* **Problem requirements**
Determine how many lines below hold the string "source". Reply with the number alone.

_ _ _

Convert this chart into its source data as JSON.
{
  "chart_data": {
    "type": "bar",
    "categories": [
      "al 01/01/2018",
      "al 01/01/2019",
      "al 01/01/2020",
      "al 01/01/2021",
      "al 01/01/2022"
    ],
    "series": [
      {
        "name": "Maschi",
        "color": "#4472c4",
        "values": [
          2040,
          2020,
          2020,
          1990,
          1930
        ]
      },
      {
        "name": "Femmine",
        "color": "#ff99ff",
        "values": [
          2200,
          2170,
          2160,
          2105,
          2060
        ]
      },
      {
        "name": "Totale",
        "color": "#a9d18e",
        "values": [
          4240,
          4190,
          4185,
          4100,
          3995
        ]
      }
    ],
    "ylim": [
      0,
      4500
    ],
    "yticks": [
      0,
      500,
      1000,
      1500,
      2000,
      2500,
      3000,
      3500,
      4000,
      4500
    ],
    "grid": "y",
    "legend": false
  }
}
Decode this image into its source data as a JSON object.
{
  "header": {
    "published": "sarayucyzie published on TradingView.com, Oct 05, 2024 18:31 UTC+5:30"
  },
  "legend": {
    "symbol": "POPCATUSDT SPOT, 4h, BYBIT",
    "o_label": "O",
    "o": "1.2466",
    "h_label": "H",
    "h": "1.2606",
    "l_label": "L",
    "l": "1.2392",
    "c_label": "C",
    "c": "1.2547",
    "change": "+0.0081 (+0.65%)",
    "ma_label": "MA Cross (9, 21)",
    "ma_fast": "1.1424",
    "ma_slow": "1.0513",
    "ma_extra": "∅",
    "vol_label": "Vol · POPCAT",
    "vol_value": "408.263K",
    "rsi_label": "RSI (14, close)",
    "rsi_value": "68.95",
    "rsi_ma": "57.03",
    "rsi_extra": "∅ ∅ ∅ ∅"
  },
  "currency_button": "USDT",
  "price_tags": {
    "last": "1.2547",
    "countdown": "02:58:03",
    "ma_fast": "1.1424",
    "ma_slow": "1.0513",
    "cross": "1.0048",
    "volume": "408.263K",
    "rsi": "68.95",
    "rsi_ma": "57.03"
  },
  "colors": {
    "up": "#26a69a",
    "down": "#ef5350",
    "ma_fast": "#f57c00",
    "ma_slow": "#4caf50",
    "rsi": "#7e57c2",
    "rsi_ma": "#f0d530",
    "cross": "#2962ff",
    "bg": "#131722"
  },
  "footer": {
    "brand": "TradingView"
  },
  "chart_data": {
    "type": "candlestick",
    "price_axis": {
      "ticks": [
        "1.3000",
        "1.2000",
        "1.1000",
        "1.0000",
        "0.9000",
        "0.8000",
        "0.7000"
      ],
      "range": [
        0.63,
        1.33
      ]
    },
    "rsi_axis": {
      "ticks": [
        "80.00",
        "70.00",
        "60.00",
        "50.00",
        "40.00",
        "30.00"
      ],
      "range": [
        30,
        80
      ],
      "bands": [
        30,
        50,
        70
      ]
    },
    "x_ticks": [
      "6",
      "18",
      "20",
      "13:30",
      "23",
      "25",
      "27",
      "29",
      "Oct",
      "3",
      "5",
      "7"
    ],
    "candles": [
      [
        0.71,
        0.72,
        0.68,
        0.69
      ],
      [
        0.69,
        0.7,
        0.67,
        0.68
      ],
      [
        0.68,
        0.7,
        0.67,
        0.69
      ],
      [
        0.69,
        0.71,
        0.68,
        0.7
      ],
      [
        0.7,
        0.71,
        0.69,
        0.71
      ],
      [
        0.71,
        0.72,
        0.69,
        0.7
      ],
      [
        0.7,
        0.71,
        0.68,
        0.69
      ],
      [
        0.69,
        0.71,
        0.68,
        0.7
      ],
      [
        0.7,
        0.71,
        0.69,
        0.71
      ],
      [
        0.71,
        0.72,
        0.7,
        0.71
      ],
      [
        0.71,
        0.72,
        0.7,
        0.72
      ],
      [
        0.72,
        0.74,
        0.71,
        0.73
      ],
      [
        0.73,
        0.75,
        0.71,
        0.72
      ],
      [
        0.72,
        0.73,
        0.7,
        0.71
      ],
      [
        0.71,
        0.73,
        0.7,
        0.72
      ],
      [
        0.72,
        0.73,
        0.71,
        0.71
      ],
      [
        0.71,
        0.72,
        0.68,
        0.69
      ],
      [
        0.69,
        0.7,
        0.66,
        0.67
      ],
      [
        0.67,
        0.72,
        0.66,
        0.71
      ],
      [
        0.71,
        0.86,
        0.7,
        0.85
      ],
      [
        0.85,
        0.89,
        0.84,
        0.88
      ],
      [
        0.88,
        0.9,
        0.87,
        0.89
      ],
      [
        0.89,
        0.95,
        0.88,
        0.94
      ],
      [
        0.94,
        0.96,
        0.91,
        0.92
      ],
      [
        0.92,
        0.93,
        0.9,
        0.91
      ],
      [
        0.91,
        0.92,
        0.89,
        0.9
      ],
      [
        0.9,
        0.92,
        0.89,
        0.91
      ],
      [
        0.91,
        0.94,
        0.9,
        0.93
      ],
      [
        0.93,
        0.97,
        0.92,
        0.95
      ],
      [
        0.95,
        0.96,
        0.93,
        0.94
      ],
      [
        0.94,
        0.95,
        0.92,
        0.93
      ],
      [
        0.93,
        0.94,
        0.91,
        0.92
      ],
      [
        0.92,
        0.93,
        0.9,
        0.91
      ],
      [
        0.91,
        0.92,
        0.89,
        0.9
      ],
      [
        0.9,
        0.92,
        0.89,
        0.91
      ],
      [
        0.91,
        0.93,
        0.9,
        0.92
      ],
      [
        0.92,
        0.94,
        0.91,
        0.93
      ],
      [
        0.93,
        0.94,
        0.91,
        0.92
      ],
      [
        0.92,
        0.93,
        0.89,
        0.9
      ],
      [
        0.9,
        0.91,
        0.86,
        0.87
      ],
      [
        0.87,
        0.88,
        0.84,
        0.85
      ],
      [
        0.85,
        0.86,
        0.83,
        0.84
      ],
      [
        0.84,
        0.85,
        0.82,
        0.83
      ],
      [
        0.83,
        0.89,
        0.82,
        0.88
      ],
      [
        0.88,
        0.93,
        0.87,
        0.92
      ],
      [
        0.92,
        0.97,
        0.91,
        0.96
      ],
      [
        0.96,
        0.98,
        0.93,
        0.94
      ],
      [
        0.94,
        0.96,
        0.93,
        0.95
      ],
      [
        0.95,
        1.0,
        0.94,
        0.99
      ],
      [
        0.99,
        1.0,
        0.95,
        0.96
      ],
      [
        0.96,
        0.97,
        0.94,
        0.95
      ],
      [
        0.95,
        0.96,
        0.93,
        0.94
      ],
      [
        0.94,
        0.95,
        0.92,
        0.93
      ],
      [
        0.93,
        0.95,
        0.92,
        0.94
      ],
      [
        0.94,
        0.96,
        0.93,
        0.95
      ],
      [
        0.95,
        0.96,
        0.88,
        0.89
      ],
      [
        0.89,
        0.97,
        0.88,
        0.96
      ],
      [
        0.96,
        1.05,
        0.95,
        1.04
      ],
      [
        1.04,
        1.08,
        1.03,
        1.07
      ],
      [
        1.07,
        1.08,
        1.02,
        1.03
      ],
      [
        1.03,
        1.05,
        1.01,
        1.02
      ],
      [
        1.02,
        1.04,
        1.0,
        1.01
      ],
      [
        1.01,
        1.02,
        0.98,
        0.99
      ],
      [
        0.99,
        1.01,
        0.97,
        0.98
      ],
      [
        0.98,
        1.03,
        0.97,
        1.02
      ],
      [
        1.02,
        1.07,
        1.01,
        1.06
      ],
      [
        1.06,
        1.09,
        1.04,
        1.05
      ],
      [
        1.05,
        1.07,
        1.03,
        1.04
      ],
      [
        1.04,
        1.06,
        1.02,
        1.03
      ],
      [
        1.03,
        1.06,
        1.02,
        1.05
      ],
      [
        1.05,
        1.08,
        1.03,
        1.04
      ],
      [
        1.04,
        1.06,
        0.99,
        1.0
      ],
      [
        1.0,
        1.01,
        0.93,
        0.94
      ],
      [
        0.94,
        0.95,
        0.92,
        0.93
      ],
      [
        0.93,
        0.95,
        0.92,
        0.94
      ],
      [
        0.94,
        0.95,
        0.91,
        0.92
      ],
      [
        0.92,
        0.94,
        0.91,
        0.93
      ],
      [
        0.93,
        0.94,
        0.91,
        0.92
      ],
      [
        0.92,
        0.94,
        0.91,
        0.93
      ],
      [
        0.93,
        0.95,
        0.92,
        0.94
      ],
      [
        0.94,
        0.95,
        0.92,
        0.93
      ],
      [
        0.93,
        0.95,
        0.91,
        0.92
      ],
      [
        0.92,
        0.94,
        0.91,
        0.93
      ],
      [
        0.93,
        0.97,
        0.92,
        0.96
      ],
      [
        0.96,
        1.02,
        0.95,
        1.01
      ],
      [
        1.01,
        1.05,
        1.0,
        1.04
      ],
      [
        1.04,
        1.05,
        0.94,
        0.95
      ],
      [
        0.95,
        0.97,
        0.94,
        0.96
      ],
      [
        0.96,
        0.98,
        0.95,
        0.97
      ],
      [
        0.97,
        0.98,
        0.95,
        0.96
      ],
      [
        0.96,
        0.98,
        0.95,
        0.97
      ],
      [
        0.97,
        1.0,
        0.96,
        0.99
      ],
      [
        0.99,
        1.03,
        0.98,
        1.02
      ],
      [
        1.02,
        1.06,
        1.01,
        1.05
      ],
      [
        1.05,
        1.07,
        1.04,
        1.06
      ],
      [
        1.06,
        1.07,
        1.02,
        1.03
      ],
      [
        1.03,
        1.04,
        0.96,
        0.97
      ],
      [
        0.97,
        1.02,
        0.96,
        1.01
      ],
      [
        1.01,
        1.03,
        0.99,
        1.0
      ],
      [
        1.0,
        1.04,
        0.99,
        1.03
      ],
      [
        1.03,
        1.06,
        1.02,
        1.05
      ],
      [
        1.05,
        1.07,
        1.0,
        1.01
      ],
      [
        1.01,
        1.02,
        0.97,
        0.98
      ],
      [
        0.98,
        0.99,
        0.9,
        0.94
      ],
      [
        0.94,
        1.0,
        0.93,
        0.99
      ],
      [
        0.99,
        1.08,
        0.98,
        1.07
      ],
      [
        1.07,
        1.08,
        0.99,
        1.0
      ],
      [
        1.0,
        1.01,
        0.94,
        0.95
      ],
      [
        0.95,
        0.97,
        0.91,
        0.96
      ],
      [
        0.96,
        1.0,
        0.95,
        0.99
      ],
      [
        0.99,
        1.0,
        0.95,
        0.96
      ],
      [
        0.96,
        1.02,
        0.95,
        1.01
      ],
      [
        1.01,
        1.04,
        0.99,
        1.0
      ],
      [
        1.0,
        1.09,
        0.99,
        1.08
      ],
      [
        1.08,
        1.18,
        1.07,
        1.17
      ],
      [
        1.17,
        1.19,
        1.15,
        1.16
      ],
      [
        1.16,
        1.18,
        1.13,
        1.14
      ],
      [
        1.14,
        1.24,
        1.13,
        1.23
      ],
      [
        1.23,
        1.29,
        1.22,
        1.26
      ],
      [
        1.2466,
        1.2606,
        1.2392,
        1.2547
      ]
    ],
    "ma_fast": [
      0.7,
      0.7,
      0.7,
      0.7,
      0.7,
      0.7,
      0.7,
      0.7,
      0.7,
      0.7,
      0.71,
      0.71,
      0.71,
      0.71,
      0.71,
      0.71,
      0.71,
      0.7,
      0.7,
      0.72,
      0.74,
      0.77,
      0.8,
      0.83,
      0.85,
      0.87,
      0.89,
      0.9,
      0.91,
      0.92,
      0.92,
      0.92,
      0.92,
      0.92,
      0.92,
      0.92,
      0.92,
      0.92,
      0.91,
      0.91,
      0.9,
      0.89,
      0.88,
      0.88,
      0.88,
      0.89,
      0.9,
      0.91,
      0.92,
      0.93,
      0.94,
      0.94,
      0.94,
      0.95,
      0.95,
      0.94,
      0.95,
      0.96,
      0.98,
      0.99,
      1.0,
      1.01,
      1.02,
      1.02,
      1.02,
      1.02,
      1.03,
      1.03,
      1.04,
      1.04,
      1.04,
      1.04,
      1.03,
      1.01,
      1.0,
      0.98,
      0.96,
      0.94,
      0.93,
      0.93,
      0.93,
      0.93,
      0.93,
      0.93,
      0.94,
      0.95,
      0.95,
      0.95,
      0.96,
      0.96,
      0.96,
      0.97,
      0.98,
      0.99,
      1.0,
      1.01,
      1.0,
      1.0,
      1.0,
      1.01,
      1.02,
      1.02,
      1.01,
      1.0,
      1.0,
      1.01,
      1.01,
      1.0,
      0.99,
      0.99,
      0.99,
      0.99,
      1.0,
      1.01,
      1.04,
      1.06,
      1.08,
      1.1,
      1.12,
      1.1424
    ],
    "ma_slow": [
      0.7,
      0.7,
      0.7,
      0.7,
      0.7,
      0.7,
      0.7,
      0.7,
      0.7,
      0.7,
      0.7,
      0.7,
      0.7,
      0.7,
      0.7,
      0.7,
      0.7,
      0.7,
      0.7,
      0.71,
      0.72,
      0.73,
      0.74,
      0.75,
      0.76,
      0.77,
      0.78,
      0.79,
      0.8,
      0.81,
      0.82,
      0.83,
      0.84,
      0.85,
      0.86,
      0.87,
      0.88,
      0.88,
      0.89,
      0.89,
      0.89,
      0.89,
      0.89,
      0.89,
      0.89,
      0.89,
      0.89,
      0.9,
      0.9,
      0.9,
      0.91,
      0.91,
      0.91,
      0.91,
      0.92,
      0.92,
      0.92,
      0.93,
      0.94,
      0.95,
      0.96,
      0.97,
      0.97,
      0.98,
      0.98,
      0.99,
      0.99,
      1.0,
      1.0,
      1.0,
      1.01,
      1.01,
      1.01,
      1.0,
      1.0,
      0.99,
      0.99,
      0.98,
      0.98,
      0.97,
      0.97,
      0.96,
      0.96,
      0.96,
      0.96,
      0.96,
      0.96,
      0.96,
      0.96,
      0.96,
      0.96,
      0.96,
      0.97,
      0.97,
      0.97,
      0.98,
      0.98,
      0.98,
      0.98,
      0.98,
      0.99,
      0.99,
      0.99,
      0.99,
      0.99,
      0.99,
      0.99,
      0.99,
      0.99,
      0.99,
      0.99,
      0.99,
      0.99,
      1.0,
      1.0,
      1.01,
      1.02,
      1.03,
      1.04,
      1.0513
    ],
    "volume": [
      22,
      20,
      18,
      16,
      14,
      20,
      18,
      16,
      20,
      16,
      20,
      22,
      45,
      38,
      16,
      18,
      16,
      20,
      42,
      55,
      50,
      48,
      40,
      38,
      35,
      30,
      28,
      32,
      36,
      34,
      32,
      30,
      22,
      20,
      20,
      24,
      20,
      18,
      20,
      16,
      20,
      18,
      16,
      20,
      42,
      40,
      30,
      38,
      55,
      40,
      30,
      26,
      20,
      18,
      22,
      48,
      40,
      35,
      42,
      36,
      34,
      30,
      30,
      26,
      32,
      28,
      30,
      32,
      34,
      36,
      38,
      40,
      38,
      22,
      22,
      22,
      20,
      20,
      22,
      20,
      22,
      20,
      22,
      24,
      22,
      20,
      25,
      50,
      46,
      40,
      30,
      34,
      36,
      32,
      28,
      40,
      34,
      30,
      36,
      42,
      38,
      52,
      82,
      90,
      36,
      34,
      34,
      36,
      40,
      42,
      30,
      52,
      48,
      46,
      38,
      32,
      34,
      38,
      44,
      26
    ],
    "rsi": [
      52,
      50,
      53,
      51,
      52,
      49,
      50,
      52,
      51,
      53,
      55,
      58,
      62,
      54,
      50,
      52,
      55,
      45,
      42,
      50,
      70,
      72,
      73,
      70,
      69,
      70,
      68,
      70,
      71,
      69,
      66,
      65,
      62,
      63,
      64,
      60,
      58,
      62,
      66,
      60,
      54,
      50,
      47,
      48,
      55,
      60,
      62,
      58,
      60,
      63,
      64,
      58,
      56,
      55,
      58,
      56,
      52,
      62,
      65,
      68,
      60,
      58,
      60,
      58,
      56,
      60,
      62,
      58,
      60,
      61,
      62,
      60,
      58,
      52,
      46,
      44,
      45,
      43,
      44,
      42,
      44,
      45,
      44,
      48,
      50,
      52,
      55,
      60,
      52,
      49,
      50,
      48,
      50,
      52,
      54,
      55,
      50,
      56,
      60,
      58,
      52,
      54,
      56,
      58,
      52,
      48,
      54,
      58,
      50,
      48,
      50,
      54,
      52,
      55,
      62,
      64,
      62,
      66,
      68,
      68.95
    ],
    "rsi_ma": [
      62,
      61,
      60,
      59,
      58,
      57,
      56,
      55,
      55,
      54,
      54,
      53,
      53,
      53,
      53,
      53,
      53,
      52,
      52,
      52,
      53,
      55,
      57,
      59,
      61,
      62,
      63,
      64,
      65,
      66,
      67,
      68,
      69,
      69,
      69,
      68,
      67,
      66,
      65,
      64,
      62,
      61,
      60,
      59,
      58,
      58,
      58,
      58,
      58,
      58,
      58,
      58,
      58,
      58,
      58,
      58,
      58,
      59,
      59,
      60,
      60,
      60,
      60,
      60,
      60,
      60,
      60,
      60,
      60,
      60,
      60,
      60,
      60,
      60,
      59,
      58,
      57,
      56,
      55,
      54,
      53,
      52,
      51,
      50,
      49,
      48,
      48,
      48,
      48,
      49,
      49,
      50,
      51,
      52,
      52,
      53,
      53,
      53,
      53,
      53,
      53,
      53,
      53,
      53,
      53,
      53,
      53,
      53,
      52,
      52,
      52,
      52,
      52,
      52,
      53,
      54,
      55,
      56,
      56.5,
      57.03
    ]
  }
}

_ _ _

* **Expected answer**
2